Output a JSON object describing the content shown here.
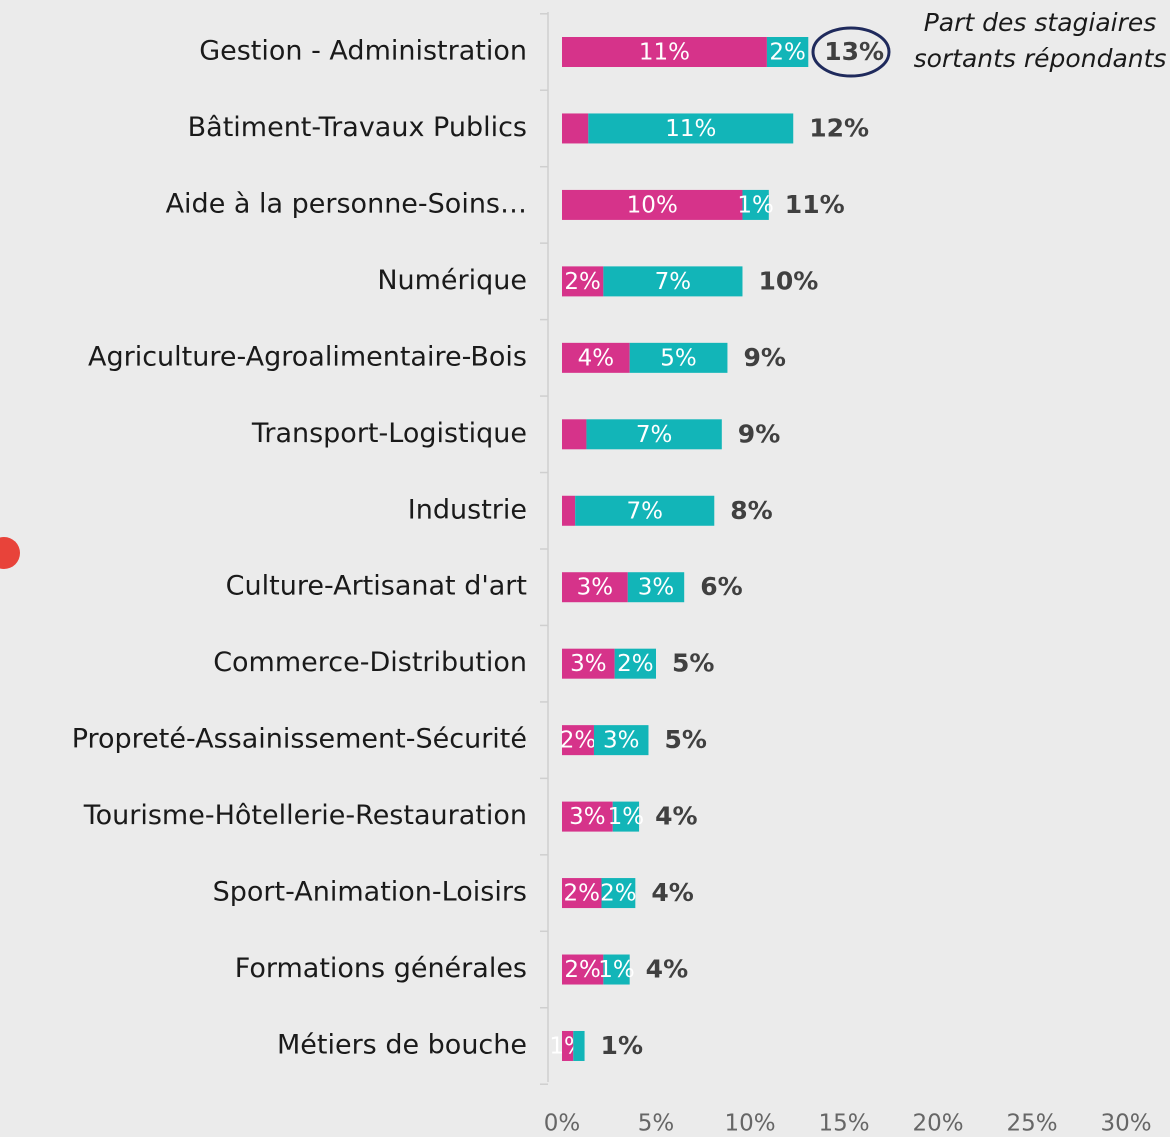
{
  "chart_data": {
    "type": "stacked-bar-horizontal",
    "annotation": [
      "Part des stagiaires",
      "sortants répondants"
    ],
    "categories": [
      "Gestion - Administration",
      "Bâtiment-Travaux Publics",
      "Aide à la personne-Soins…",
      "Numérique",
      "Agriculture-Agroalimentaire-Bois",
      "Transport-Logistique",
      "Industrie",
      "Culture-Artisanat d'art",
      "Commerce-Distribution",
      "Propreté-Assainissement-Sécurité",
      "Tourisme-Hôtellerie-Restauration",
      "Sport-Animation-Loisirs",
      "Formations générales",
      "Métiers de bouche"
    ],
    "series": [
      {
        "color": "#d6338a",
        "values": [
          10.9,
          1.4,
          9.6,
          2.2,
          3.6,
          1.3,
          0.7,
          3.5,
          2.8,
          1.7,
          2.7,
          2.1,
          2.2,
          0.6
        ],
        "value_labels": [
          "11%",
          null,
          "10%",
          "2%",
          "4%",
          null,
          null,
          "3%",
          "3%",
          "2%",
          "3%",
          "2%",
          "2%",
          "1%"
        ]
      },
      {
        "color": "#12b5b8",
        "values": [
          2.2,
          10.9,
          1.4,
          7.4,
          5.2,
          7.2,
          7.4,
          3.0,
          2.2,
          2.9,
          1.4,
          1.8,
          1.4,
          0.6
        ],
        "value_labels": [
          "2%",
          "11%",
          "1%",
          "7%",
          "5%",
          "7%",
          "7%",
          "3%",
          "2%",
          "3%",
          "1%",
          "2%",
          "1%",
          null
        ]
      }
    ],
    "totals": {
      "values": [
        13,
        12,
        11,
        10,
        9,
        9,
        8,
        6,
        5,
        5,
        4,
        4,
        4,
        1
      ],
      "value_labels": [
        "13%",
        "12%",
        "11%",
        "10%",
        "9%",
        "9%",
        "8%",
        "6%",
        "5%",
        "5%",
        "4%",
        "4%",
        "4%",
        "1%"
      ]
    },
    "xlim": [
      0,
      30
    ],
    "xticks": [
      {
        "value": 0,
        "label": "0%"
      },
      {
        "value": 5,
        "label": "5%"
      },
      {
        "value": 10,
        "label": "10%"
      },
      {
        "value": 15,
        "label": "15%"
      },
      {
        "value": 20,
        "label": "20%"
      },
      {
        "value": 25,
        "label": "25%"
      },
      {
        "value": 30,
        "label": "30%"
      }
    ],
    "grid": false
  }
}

····················

Problem to work on ->
All of the records above must be copied exactly, except for the pictures.

Response to the exercise ->
Output a JSON object describing the content shown here.
{
  "chart_data": {
    "type": "stacked-bar-horizontal",
    "annotation": [
      "Part des stagiaires",
      "sortants répondants"
    ],
    "categories": [
      "Gestion - Administration",
      "Bâtiment-Travaux Publics",
      "Aide à la personne-Soins…",
      "Numérique",
      "Agriculture-Agroalimentaire-Bois",
      "Transport-Logistique",
      "Industrie",
      "Culture-Artisanat d'art",
      "Commerce-Distribution",
      "Propreté-Assainissement-Sécurité",
      "Tourisme-Hôtellerie-Restauration",
      "Sport-Animation-Loisirs",
      "Formations générales",
      "Métiers de bouche"
    ],
    "series": [
      {
        "color": "#d6338a",
        "values": [
          10.9,
          1.4,
          9.6,
          2.2,
          3.6,
          1.3,
          0.7,
          3.5,
          2.8,
          1.7,
          2.7,
          2.1,
          2.2,
          0.6
        ],
        "value_labels": [
          "11%",
          null,
          "10%",
          "2%",
          "4%",
          null,
          null,
          "3%",
          "3%",
          "2%",
          "3%",
          "2%",
          "2%",
          "1%"
        ]
      },
      {
        "color": "#12b5b8",
        "values": [
          2.2,
          10.9,
          1.4,
          7.4,
          5.2,
          7.2,
          7.4,
          3.0,
          2.2,
          2.9,
          1.4,
          1.8,
          1.4,
          0.6
        ],
        "value_labels": [
          "2%",
          "11%",
          "1%",
          "7%",
          "5%",
          "7%",
          "7%",
          "3%",
          "2%",
          "3%",
          "1%",
          "2%",
          "1%",
          null
        ]
      }
    ],
    "totals": {
      "values": [
        13,
        12,
        11,
        10,
        9,
        9,
        8,
        6,
        5,
        5,
        4,
        4,
        4,
        1
      ],
      "value_labels": [
        "13%",
        "12%",
        "11%",
        "10%",
        "9%",
        "9%",
        "8%",
        "6%",
        "5%",
        "5%",
        "4%",
        "4%",
        "4%",
        "1%"
      ]
    },
    "xlim": [
      0,
      30
    ],
    "xticks": [
      {
        "value": 0,
        "label": "0%"
      },
      {
        "value": 5,
        "label": "5%"
      },
      {
        "value": 10,
        "label": "10%"
      },
      {
        "value": 15,
        "label": "15%"
      },
      {
        "value": 20,
        "label": "20%"
      },
      {
        "value": 25,
        "label": "25%"
      },
      {
        "value": 30,
        "label": "30%"
      }
    ],
    "grid": false
  }
}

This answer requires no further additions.